## What to do
Answer with one number only: the number of lines that include the word "role".

[Records]
----------
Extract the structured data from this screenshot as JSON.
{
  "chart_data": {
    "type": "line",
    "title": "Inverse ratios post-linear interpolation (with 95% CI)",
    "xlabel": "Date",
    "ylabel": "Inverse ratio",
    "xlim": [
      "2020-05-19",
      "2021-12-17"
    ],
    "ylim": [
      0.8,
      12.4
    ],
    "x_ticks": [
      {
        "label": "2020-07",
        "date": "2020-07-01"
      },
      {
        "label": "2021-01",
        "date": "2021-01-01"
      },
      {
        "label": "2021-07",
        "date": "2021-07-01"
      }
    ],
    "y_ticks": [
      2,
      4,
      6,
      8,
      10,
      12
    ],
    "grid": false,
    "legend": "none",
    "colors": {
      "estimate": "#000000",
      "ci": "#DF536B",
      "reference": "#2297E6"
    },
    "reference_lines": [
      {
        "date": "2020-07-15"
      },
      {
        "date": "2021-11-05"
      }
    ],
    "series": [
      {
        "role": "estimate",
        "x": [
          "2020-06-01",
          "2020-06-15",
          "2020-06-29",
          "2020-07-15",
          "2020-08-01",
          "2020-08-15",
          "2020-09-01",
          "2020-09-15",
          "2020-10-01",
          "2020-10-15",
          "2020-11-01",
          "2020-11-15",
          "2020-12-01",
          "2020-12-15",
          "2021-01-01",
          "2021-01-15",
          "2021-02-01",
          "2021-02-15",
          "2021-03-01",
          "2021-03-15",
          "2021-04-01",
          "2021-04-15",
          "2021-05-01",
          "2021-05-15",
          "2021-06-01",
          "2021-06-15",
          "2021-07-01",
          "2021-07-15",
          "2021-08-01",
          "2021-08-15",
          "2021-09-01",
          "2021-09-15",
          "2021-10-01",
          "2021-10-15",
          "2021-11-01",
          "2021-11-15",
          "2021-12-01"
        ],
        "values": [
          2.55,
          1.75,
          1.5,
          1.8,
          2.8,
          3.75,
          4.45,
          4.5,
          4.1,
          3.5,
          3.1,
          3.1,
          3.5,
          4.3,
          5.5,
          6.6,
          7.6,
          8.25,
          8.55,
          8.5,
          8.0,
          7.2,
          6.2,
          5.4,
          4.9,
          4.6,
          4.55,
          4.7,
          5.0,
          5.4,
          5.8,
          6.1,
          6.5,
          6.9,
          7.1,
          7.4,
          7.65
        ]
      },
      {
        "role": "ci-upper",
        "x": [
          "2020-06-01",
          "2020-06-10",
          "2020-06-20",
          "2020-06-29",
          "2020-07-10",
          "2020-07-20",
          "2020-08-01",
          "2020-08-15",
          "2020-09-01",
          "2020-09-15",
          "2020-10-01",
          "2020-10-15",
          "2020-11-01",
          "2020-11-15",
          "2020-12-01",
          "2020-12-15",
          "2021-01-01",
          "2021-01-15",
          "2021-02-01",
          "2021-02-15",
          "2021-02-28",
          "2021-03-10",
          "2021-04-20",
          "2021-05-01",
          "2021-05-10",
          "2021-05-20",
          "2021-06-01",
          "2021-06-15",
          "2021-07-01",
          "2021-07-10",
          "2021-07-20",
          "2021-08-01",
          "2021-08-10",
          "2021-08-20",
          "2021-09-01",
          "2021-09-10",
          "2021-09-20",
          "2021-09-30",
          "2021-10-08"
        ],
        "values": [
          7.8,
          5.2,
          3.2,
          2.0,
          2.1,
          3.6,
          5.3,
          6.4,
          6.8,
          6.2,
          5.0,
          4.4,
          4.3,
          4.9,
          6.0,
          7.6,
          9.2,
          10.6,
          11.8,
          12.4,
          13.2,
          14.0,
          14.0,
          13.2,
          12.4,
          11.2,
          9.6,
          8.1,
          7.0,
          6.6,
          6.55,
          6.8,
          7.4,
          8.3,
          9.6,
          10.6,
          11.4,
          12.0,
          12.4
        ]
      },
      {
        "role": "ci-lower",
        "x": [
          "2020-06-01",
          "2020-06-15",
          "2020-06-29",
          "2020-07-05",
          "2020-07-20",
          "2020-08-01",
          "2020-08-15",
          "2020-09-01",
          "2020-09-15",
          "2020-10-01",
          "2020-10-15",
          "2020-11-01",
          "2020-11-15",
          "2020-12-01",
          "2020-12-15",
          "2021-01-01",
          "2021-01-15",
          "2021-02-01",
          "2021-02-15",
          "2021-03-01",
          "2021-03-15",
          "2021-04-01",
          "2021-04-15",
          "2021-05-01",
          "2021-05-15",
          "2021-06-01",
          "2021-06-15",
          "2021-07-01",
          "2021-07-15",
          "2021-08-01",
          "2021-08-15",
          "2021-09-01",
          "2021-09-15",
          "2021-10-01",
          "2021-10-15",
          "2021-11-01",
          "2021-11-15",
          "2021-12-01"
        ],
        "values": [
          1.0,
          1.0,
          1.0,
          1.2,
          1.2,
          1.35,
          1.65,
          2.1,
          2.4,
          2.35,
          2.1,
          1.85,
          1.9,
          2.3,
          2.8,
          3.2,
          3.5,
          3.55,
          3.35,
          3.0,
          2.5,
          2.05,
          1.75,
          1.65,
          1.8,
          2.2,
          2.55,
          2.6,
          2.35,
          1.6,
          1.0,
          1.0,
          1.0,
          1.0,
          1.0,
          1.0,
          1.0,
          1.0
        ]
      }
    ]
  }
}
----------
## Right answer
3